***** Records for this exercise *****
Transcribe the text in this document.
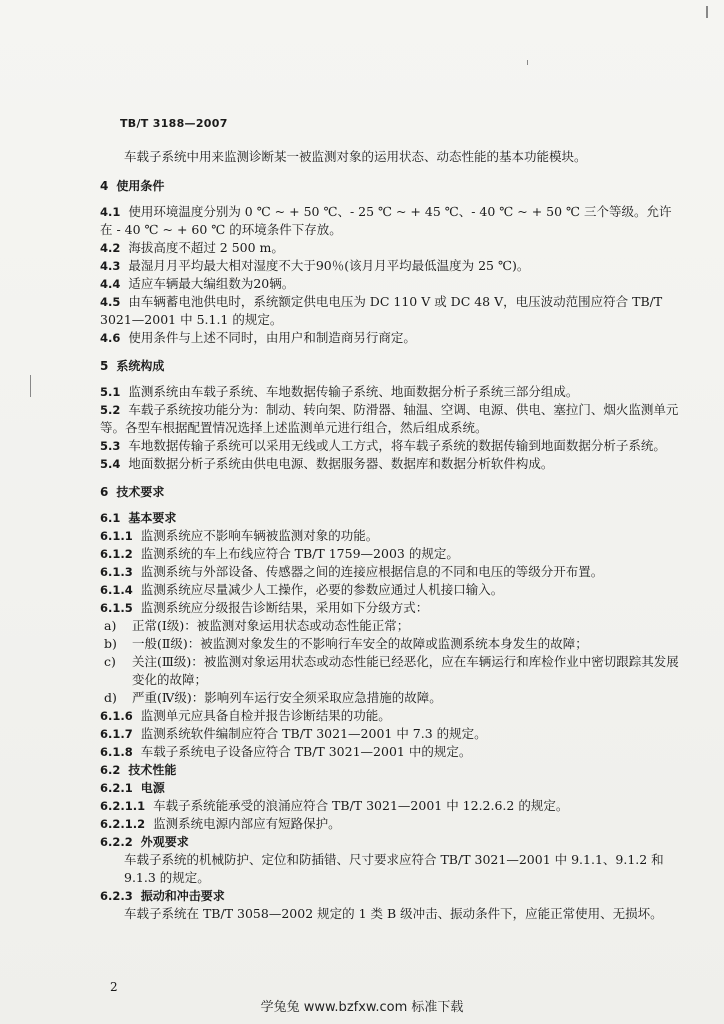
TB/T 3188—2007

车载子系统中用来监测诊断某一被监测对象的运用状态、动态性能的基本功能模块。

4 使用条件

4.1 使用环境温度分别为 0 ℃ ~ + 50 ℃、- 25 ℃ ~ + 45 ℃、- 40 ℃ ~ + 50 ℃ 三个等级。允许在 - 40 ℃ ~ + 60 ℃ 的环境条件下存放。

4.2 海拔高度不超过 2 500 m。

4.3 最湿月月平均最大相对湿度不大于90％(该月月平均最低温度为 25 ℃)。

4.4 适应车辆最大编组数为20辆。

4.5 由车辆蓄电池供电时，系统额定供电电压为 DC 110 V 或 DC 48 V，电压波动范围应符合 TB/T 3021—2001 中 5.1.1 的规定。

4.6 使用条件与上述不同时，由用户和制造商另行商定。

5 系统构成

5.1 监测系统由车载子系统、车地数据传输子系统、地面数据分析子系统三部分组成。

5.2 车载子系统按功能分为：制动、转向架、防滑器、轴温、空调、电源、供电、塞拉门、烟火监测单元等。各型车根据配置情况选择上述监测单元进行组合，然后组成系统。

5.3 车地数据传输子系统可以采用无线或人工方式，将车载子系统的数据传输到地面数据分析子系统。

5.4 地面数据分析子系统由供电电源、数据服务器、数据库和数据分析软件构成。

6 技术要求

6.1 基本要求

6.1.1 监测系统应不影响车辆被监测对象的功能。

6.1.2 监测系统的车上布线应符合 TB/T 1759—2003 的规定。

6.1.3 监测系统与外部设备、传感器之间的连接应根据信息的不同和电压的等级分开布置。

6.1.4 监测系统应尽量减少人工操作，必要的参数应通过人机接口输入。

6.1.5 监测系统应分级报告诊断结果，采用如下分级方式：

a)	正常(Ⅰ级)：被监测对象运用状态或动态性能正常；
b)	一般(Ⅱ级)：被监测对象发生的不影响行车安全的故障或监测系统本身发生的故障；
c)	关注(Ⅲ级)：被监测对象运用状态或动态性能已经恶化，应在车辆运行和库检作业中密切跟踪其发展变化的故障；
d)	严重(Ⅳ级)：影响列车运行安全须采取应急措施的故障。

6.1.6 监测单元应具备自检并报告诊断结果的功能。

6.1.7 监测系统软件编制应符合 TB/T 3021—2001 中 7.3 的规定。

6.1.8 车载子系统电子设备应符合 TB/T 3021—2001 中的规定。

6.2 技术性能

6.2.1 电源

6.2.1.1 车载子系统能承受的浪涌应符合 TB/T 3021—2001 中 12.2.6.2 的规定。

6.2.1.2 监测系统电源内部应有短路保护。

6.2.2 外观要求

车载子系统的机械防护、定位和防插错、尺寸要求应符合 TB/T 3021—2001 中 9.1.1、9.1.2 和 9.1.3 的规定。

6.2.3 振动和冲击要求

车载子系统在 TB/T 3058—2002 规定的 1 类 B 级冲击、振动条件下，应能正常使用、无损坏。

2
学兔兔 www.bzfxw.com 标准下载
*****
■ Goal
Make an exact copy of all entries above, dropping the images.

■ Solved problem
Transcribe the text in this document.
TB/T 3188—2007

车载子系统中用来监测诊断某一被监测对象的运用状态、动态性能的基本功能模块。

4 使用条件

4.1 使用环境温度分别为 0 ℃ ~ + 50 ℃、- 25 ℃ ~ + 45 ℃、- 40 ℃ ~ + 50 ℃ 三个等级。允许在 - 40 ℃ ~ + 60 ℃ 的环境条件下存放。

4.2 海拔高度不超过 2 500 m。

4.3 最湿月月平均最大相对湿度不大于90％(该月月平均最低温度为 25 ℃)。

4.4 适应车辆最大编组数为20辆。

4.5 由车辆蓄电池供电时，系统额定供电电压为 DC 110 V 或 DC 48 V，电压波动范围应符合 TB/T 3021—2001 中 5.1.1 的规定。

4.6 使用条件与上述不同时，由用户和制造商另行商定。

5 系统构成

5.1 监测系统由车载子系统、车地数据传输子系统、地面数据分析子系统三部分组成。

5.2 车载子系统按功能分为：制动、转向架、防滑器、轴温、空调、电源、供电、塞拉门、烟火监测单元等。各型车根据配置情况选择上述监测单元进行组合，然后组成系统。

5.3 车地数据传输子系统可以采用无线或人工方式，将车载子系统的数据传输到地面数据分析子系统。

5.4 地面数据分析子系统由供电电源、数据服务器、数据库和数据分析软件构成。

6 技术要求

6.1 基本要求

6.1.1 监测系统应不影响车辆被监测对象的功能。

6.1.2 监测系统的车上布线应符合 TB/T 1759—2003 的规定。

6.1.3 监测系统与外部设备、传感器之间的连接应根据信息的不同和电压的等级分开布置。

6.1.4 监测系统应尽量减少人工操作，必要的参数应通过人机接口输入。

6.1.5 监测系统应分级报告诊断结果，采用如下分级方式：

a)	正常(Ⅰ级)：被监测对象运用状态或动态性能正常；
b)	一般(Ⅱ级)：被监测对象发生的不影响行车安全的故障或监测系统本身发生的故障；
c)	关注(Ⅲ级)：被监测对象运用状态或动态性能已经恶化，应在车辆运行和库检作业中密切跟踪其发展变化的故障；
d)	严重(Ⅳ级)：影响列车运行安全须采取应急措施的故障。

6.1.6 监测单元应具备自检并报告诊断结果的功能。

6.1.7 监测系统软件编制应符合 TB/T 3021—2001 中 7.3 的规定。

6.1.8 车载子系统电子设备应符合 TB/T 3021—2001 中的规定。

6.2 技术性能

6.2.1 电源

6.2.1.1 车载子系统能承受的浪涌应符合 TB/T 3021—2001 中 12.2.6.2 的规定。

6.2.1.2 监测系统电源内部应有短路保护。

6.2.2 外观要求

车载子系统的机械防护、定位和防插错、尺寸要求应符合 TB/T 3021—2001 中 9.1.1、9.1.2 和 9.1.3 的规定。

6.2.3 振动和冲击要求

车载子系统在 TB/T 3058—2002 规定的 1 类 B 级冲击、振动条件下，应能正常使用、无损坏。

2
学兔兔 www.bzfxw.com 标准下载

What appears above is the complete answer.